Spot each line in the records below where the word "orange" occurs, then copy it.

(Data records)
--- BEGIN ---

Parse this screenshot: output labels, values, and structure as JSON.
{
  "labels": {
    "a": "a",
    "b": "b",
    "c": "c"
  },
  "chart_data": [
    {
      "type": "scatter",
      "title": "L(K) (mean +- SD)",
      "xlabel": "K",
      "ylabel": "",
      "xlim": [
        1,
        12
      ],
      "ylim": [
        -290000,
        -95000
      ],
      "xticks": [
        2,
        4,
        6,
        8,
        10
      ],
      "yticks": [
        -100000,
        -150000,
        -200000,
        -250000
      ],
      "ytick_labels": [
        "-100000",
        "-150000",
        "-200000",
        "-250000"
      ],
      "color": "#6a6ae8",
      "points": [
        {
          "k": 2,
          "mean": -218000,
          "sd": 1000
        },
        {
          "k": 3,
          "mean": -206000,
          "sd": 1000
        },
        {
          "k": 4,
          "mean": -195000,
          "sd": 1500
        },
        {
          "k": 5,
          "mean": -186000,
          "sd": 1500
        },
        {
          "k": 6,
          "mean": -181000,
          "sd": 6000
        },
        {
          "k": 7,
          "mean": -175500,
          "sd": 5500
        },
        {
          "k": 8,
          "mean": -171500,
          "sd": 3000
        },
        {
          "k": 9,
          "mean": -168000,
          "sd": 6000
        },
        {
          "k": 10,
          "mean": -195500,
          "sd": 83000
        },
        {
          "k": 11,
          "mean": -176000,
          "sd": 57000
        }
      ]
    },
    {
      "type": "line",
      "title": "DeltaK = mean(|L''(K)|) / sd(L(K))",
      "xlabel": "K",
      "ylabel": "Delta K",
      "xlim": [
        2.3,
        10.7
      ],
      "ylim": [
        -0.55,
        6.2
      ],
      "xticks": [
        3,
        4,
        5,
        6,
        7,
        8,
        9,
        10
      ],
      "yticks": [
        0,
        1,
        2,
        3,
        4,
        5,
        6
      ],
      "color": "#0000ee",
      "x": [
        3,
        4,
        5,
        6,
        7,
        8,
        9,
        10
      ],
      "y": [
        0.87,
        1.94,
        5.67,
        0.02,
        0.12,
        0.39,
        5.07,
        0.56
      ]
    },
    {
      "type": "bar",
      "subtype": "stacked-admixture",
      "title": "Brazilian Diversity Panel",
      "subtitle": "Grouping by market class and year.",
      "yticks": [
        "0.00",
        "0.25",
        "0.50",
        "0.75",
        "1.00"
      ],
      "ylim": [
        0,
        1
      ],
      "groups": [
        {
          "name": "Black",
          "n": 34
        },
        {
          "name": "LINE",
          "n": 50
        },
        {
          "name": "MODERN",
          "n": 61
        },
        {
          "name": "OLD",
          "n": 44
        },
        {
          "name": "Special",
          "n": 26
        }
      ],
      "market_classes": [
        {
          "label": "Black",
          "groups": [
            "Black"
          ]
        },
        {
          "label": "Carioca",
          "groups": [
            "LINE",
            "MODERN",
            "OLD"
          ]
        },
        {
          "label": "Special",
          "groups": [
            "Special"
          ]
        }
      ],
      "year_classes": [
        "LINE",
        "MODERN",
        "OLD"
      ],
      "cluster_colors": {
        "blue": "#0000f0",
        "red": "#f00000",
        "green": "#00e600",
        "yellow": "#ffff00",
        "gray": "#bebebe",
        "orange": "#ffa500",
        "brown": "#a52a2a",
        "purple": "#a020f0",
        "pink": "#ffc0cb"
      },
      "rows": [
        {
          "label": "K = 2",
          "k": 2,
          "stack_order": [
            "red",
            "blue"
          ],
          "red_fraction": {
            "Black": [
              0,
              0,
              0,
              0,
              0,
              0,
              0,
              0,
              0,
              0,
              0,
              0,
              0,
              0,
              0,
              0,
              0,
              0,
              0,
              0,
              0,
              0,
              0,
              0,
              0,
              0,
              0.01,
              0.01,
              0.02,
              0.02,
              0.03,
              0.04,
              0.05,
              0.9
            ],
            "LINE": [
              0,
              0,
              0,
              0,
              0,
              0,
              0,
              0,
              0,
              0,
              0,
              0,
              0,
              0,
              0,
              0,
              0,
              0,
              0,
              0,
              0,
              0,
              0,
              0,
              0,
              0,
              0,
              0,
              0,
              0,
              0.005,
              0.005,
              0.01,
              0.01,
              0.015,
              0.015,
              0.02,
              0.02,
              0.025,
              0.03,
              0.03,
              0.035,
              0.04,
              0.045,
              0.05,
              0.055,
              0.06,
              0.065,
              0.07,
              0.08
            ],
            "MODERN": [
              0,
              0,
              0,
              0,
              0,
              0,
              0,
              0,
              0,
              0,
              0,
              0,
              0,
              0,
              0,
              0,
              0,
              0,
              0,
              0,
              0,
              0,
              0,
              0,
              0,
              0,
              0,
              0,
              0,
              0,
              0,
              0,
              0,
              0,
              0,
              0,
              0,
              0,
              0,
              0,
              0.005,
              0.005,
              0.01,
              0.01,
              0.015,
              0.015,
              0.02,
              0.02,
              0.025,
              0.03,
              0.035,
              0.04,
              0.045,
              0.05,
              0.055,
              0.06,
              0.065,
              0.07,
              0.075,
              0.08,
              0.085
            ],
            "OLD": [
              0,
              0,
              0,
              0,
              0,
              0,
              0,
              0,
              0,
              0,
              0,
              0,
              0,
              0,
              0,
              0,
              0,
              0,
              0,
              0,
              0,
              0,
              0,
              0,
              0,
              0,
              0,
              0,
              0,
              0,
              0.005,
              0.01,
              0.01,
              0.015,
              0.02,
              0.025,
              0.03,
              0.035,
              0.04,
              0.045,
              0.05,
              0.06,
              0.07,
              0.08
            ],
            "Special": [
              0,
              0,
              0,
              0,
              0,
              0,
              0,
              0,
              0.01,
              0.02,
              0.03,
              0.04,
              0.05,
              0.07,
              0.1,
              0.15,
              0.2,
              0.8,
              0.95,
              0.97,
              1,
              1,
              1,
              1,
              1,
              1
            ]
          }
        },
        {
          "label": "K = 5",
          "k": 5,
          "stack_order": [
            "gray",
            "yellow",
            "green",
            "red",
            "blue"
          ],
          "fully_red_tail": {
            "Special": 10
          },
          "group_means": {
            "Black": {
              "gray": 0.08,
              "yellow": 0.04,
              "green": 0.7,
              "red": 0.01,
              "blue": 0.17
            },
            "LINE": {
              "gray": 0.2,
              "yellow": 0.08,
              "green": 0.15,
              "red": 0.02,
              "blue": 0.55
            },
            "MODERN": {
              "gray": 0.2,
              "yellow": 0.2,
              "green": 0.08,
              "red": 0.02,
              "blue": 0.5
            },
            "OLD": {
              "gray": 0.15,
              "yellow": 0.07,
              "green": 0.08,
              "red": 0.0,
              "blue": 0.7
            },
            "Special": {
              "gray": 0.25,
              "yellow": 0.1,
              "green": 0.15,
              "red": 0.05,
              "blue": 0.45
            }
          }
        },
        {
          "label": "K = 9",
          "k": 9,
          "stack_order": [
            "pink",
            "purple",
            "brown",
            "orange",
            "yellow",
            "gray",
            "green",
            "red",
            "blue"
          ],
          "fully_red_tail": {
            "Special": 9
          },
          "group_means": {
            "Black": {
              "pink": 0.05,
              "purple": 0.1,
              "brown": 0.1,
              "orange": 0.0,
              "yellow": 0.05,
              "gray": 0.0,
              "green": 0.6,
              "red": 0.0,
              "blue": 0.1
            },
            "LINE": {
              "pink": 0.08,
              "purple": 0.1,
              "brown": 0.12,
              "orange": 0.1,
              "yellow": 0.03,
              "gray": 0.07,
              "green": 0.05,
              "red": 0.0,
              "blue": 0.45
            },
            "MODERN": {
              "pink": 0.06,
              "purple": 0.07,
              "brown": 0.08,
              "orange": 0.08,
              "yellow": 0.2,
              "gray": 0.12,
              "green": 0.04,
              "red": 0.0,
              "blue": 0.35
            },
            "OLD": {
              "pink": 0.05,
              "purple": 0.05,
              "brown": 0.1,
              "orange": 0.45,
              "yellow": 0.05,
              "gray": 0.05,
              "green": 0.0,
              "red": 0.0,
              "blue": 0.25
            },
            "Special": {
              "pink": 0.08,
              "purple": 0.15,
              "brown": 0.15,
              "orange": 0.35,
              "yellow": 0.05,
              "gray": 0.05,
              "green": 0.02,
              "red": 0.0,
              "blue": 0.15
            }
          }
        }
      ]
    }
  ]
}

--- END ---

## Solved problem
        "orange": "#ffa500",
            "orange",
              "orange": 0.0,
              "orange": 0.1,
              "orange": 0.08,
              "orange": 0.45,
              "orange": 0.35,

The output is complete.